Your instructions: List every line below containing "triangle".
----- Data to process -----
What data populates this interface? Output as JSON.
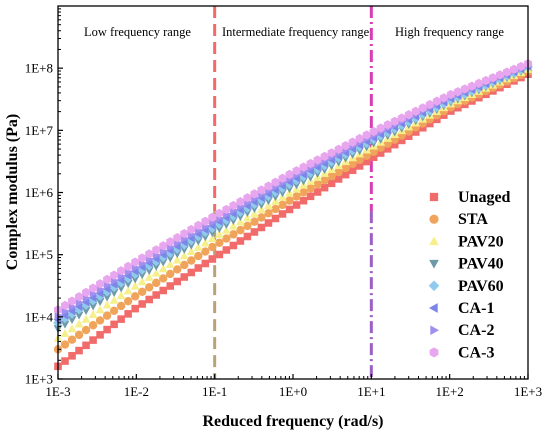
{
  "chart_data": {
    "type": "scatter",
    "xlabel": "Reduced frequency (rad/s)",
    "ylabel": "Complex modulus (Pa)",
    "xscale": "log",
    "yscale": "log",
    "xlim": [
      0.001,
      1000
    ],
    "ylim": [
      1000,
      1000000000
    ],
    "x_ticks": [
      0.001,
      0.01,
      0.1,
      1,
      10,
      100,
      1000
    ],
    "x_tick_labels": [
      "1E-3",
      "1E-2",
      "1E-1",
      "1E+0",
      "1E+1",
      "1E+2",
      "1E+3"
    ],
    "y_ticks": [
      1000,
      10000,
      100000,
      1000000,
      10000000,
      100000000
    ],
    "y_tick_labels": [
      "1E+3",
      "1E+4",
      "1E+5",
      "1E+6",
      "1E+7",
      "1E+8"
    ],
    "grid": false,
    "legend_position": "lower-right",
    "vertical_lines": [
      {
        "x": 0.1,
        "style": "dashed",
        "colors": [
          "#f26b6b",
          "#b9a27a"
        ]
      },
      {
        "x": 10,
        "style": "dash-dot",
        "colors": [
          "#d63fb4",
          "#9c5fc4"
        ]
      }
    ],
    "region_labels": [
      "Low frequency range",
      "Intermediate frequency range",
      "High frequency range"
    ],
    "series": [
      {
        "name": "Unaged",
        "marker": "square",
        "color": "#f26b6b",
        "points": [
          [
            0.001,
            1600
          ],
          [
            0.01,
            14000
          ],
          [
            0.1,
            90000
          ],
          [
            1,
            580000
          ],
          [
            10,
            3500000
          ],
          [
            100,
            20000000
          ],
          [
            1000,
            80000000
          ]
        ]
      },
      {
        "name": "STA",
        "marker": "circle",
        "color": "#f0a35a",
        "points": [
          [
            0.001,
            3000
          ],
          [
            0.01,
            22000
          ],
          [
            0.1,
            140000
          ],
          [
            1,
            800000
          ],
          [
            10,
            4300000
          ],
          [
            100,
            23000000
          ],
          [
            1000,
            88000000
          ]
        ]
      },
      {
        "name": "PAV20",
        "marker": "triangle-up",
        "color": "#f5f08c",
        "points": [
          [
            0.001,
            4500
          ],
          [
            0.01,
            32000
          ],
          [
            0.1,
            190000
          ],
          [
            1,
            1050000
          ],
          [
            10,
            5300000
          ],
          [
            100,
            26000000
          ],
          [
            1000,
            95000000
          ]
        ]
      },
      {
        "name": "PAV40",
        "marker": "triangle-down",
        "color": "#6e9aa8",
        "points": [
          [
            0.001,
            6500
          ],
          [
            0.01,
            42000
          ],
          [
            0.1,
            240000
          ],
          [
            1,
            1250000
          ],
          [
            10,
            6000000
          ],
          [
            100,
            28000000
          ],
          [
            1000,
            100000000
          ]
        ]
      },
      {
        "name": "PAV60",
        "marker": "diamond",
        "color": "#8fc9ee",
        "points": [
          [
            0.001,
            8000
          ],
          [
            0.01,
            50000
          ],
          [
            0.1,
            280000
          ],
          [
            1,
            1450000
          ],
          [
            10,
            6800000
          ],
          [
            100,
            30000000
          ],
          [
            1000,
            105000000
          ]
        ]
      },
      {
        "name": "CA-1",
        "marker": "triangle-left",
        "color": "#7b86e8",
        "points": [
          [
            0.001,
            9000
          ],
          [
            0.01,
            56000
          ],
          [
            0.1,
            310000
          ],
          [
            1,
            1600000
          ],
          [
            10,
            7300000
          ],
          [
            100,
            32000000
          ],
          [
            1000,
            108000000
          ]
        ]
      },
      {
        "name": "CA-2",
        "marker": "triangle-right",
        "color": "#a18ff0",
        "points": [
          [
            0.001,
            10500
          ],
          [
            0.01,
            64000
          ],
          [
            0.1,
            350000
          ],
          [
            1,
            1800000
          ],
          [
            10,
            8000000
          ],
          [
            100,
            34000000
          ],
          [
            1000,
            112000000
          ]
        ]
      },
      {
        "name": "CA-3",
        "marker": "hexagon",
        "color": "#e8a6ee",
        "points": [
          [
            0.001,
            13000
          ],
          [
            0.01,
            78000
          ],
          [
            0.1,
            420000
          ],
          [
            1,
            2100000
          ],
          [
            10,
            9200000
          ],
          [
            100,
            37000000
          ],
          [
            1000,
            118000000
          ]
        ]
      }
    ]
  }
}
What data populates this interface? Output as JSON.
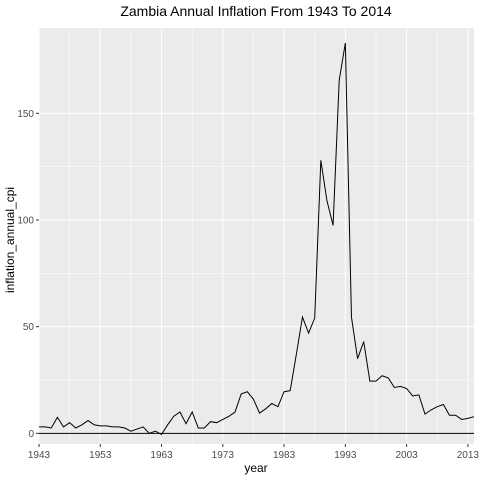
-----
Solution for this exercise:
        "marker": "triangle-up",
        "marker": "triangle-down",
        "marker": "triangle-left",
        "marker": "triangle-right",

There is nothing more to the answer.